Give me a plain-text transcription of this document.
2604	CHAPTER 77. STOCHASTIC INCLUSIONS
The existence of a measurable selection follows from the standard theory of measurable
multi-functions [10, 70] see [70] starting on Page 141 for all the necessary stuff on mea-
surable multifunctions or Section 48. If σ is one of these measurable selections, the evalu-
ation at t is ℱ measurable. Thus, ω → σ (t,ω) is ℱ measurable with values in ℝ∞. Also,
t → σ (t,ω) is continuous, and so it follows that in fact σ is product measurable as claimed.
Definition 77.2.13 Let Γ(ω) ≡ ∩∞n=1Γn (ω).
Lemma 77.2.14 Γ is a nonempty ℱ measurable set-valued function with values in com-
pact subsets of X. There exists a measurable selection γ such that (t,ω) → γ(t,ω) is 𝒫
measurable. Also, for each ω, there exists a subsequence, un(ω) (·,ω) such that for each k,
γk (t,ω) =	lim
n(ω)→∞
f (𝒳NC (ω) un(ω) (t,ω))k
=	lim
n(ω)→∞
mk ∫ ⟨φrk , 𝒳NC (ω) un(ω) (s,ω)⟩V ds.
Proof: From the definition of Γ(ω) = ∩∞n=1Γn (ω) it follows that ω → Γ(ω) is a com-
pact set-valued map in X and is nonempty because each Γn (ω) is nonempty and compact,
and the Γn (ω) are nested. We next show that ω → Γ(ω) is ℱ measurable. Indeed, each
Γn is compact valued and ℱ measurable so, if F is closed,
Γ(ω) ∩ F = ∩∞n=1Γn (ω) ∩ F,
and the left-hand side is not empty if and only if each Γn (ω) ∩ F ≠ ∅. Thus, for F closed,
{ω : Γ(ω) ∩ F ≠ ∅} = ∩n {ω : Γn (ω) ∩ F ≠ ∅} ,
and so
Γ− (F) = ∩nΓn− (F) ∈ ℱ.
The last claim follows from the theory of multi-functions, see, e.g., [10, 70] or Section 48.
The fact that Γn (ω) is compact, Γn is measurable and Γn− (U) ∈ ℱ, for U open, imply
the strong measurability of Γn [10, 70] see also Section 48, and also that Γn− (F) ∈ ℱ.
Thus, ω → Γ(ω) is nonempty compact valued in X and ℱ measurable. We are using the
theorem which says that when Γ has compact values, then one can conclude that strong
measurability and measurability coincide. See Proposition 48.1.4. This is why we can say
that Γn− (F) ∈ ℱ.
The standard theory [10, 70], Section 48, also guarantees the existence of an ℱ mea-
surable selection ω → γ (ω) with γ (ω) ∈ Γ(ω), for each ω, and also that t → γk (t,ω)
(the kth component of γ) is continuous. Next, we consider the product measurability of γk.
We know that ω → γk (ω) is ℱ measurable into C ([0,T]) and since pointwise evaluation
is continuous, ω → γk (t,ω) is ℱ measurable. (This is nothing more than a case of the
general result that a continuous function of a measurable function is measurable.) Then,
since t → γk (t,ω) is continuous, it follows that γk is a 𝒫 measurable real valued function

Problem to solve:
Going through the records above, state how many lines carry "product", with no other text.

Task answer:
2